Provided records:

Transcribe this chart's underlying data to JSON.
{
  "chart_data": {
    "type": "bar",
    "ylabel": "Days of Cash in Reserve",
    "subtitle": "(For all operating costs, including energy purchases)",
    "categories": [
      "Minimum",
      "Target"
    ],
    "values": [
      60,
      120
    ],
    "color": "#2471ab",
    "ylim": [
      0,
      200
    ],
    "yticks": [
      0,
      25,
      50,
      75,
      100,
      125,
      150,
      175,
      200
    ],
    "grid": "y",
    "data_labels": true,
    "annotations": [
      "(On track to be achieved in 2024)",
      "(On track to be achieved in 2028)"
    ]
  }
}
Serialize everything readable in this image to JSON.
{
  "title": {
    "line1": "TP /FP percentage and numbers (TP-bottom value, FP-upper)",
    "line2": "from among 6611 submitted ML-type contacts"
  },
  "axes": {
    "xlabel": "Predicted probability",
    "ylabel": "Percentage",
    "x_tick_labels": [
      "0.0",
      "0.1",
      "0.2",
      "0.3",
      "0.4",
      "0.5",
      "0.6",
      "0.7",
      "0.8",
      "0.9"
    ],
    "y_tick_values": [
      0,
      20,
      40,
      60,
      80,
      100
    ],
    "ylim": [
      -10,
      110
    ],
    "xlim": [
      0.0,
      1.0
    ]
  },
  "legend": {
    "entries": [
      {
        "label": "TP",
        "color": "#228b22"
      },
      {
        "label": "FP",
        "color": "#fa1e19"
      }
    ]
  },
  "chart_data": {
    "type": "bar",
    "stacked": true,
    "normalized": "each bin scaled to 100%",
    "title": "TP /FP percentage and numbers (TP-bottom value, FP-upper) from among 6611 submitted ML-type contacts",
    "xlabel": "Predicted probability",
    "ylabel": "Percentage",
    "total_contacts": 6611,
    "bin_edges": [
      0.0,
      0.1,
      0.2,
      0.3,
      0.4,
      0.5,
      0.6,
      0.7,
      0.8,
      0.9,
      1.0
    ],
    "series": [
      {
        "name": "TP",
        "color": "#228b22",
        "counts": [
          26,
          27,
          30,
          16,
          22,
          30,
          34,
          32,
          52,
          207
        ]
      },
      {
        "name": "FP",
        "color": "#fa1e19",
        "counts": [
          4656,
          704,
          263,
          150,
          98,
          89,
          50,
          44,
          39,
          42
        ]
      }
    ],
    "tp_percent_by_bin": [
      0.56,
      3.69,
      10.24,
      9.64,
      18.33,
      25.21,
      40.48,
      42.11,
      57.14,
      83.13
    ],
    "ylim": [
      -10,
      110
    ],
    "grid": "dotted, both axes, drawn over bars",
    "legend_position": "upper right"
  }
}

What the task asks:
Among the entries above, identify all lines with "JSON" and copy them.

Solution:
Transcribe this chart's underlying data to JSON.
Serialize everything readable in this image to JSON.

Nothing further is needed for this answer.